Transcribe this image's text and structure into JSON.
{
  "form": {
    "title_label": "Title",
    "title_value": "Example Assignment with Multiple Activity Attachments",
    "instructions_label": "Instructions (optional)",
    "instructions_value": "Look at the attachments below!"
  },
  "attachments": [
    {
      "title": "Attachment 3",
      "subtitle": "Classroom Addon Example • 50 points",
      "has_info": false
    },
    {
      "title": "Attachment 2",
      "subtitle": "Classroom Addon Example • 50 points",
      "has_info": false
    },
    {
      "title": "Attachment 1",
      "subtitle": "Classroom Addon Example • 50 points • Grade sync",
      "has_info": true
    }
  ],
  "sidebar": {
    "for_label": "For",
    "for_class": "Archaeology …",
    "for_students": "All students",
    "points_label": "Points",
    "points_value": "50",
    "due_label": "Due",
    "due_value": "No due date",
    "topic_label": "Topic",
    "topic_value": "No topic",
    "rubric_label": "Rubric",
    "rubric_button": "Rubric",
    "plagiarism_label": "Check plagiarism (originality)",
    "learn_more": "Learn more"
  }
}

▶ **PROBLEM**
Your task is to repeat every line exactly.

▶ **EXERCISE RESPONSE**
Transcribe this image's text and structure into JSON.
{
  "form": {
    "title_label": "Title",
    "title_value": "Example Assignment with Multiple Activity Attachments",
    "instructions_label": "Instructions (optional)",
    "instructions_value": "Look at the attachments below!"
  },
  "attachments": [
    {
      "title": "Attachment 3",
      "subtitle": "Classroom Addon Example • 50 points",
      "has_info": false
    },
    {
      "title": "Attachment 2",
      "subtitle": "Classroom Addon Example • 50 points",
      "has_info": false
    },
    {
      "title": "Attachment 1",
      "subtitle": "Classroom Addon Example • 50 points • Grade sync",
      "has_info": true
    }
  ],
  "sidebar": {
    "for_label": "For",
    "for_class": "Archaeology …",
    "for_students": "All students",
    "points_label": "Points",
    "points_value": "50",
    "due_label": "Due",
    "due_value": "No due date",
    "topic_label": "Topic",
    "topic_value": "No topic",
    "rubric_label": "Rubric",
    "rubric_button": "Rubric",
    "plagiarism_label": "Check plagiarism (originality)",
    "learn_more": "Learn more"
  }
}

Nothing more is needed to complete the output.